• TEXT SEGMENT

****

Still trying to save the car...
Fill 'er up. But with what? In the fevered search for the fuel of tomorrow, a team of mit scientists has a surprising solution that just might be the most realistic one of all. By Keith O'Brien | April 22, 2007
About two years ago, Leslie Bromberg began retreating to his basement in Sharon every night to sit at his computer and analyze data, to try to determine if he and two colleagues at MIT had found a way to help save the world. Bromberg, 56, and fellow scientists Dan Cohn and John Heywood believed they had an idea that could revolutionize the way we drive, making cars as much as 25 percent more fuel-efficient than they are now. And they thought this could be done with a relatively simple adjustment to the old-fashioned gasoline-powered internal-combustion engine. The key: a squirt of ethanol. But first they needed numbers. They needed proof.
Down in his basement, Bromberg set out to find it. He assembled a computer model to mimic a car engine. He tinkered with code for months so it could predict behavior under various circumstances. “And then,” he says, “I let the code go.” The men knew what they were doing. Bromberg, Cohn, and Heywood are considered giants in their field. By the summer of 2005, the data proved their theory correct: By injecting ethanol directly into the cylinders of a car, they could not only improve fuel efficiency but also reduce emissions. All they needed, they figured, was a separate, smaller tank for ethanol, which would have to be filled only once every couple of months. This could be done on the cheap. The type of engine required would be just $1,300 more expensive to build than a typical engine, the scientists estimated, and three to five times less than what it takes to build a hybrid engine. And with the help of a supportive automaker, this could be manufactured for new cars right now. The ethanol-boosted engine, as it came to be known, wasn’t like the ethanol-powered cars already getting so much attention. It would run on the fuel Americans already know: gasoline. And it didn’t require new technology, merely a different use of existing technologies. This was what pleased the MIT scientists the most. Their idea – though not sexy – was today, not tomorrow. It wasn’t futuristic, but it was real. What if your car got 40 miles to the gallon instead of, say, 32? Those $30, $40, or $50 fill-ups would come a lot less often. Now what if everyone could do that? Gasoline consumption for US motors could fall from 384.7 million gallons a day to 288.5 million. That would be 35.1 billion gallons saved annually – roughly enough to fuel Germany, Russia, Mexico, and the United Kingdom for an entire year.

****

• INFORMATION PROVIDED
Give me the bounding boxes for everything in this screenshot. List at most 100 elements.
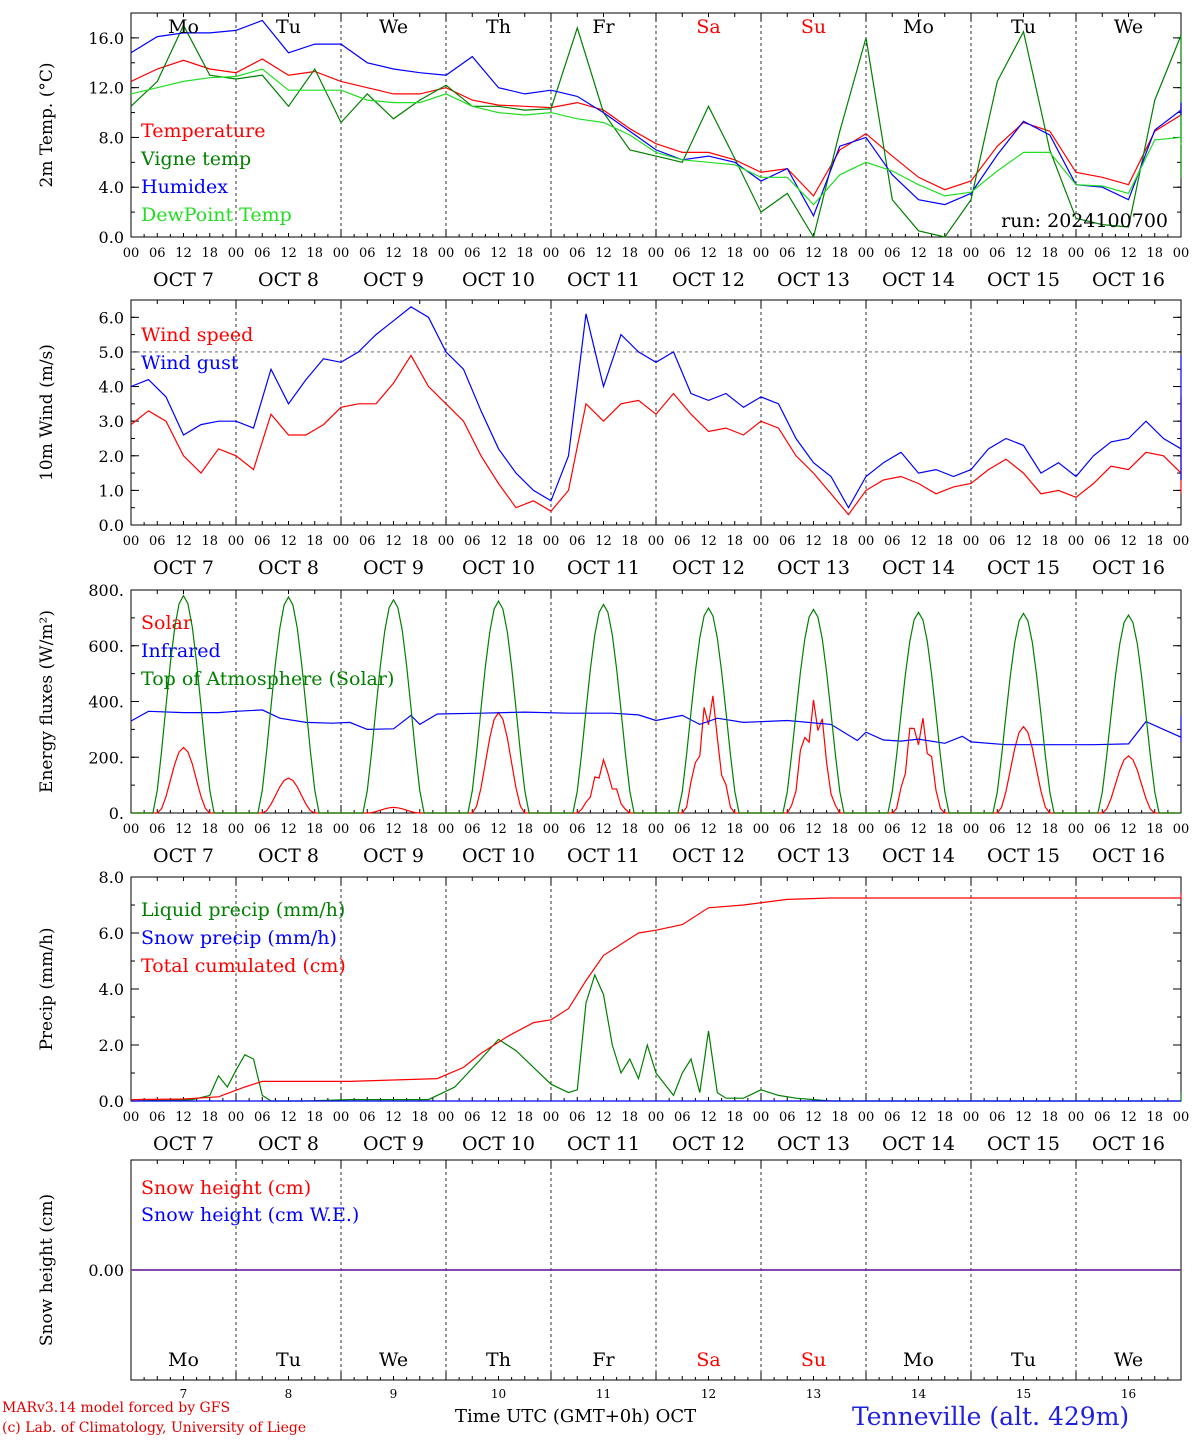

****

• WORK INSTRUCTIONS
1 - In the article about the MIT ethanol-boosted engine, how much more than a typical engine did the scientists estimate the engine would cost to build?
2 - Extend the article about the MIT ethanol-boosted engine, picking up after its final sentence.

• RESULTS OF THE TASKS
1 - $1,300 more.

2 -
“This has really enormous potential,” says David Cole, the chairman of the nonprofit Center for Automotive Research in Ann Arbor, Michigan. “This is a big deal. It’s not a sure thing; nothing ever is until it’s executed. But when you’ve got guys of this capability, it’s different than some guy coming in off the street and saying he had a dream during the night about some new technology. This is potentially very special.”
These are bewildering times for the auto industry. With public pressure mounting to reduce our dependence on oil and many people increasingly concerned about climate change, carmakers are scrambling to find the eco-friendly yet still affordable gas-alternative Car of the Future. There are a slew of ideas out there: hybrids, plug-in hybrids, clean-diesel cars, cars powered mostly or entirely by ethanol, and cars that run on hydrogen, the ultimate green technology.
As confusing as all these ideas can be to consumers, the hype behind each is even more so – ethanol included. Depending on who’s talking, each of these technologies is the best or the worst idea ever conceived. Hybrids will save the world! (Only about 1.5 percent of US cars sold last year were hybrids.) Plug-in hybrids are the answer! (The estimated cost of a plug-in hybrid battery is $17,500.) Cleaner diesel cars will hit the market next year! (Americans historically don’t like diesel.) The future is ethanol! (It gets less mileage than gasoline, and we can’t yet produce enough ethanol for it to be the primary fuel in every car.) Hydrogen! The US government is spending almost $200 million this year to research it. (We may not see hydrogen cars in serious numbers for at least two decades.)
“There’s nothing – not one thing – that’s emerging as the clear front-runner,” says Jeff Schuster, executive director of global forecasting for the consumer ratings and research organization J.D. Power & Associates. There’s no “This is it. This is the technology that’s going to take us the next 50 to 100 years,” he says. What he and other analysts see is a transitional decade in which the auto industry creeps toward change like, well, like a car that’s just about out of fuel. For all the hype, there’s just no getting around the reality: The gasoline engine is here to stay for the next few decades, at least. Technologies will improve fuel economy to an extent. But many people, including some environmentalists, believe automakers need to spend more time focusing on improving what they’ve already got and less time dreaming about a fleet of hydrogen cars.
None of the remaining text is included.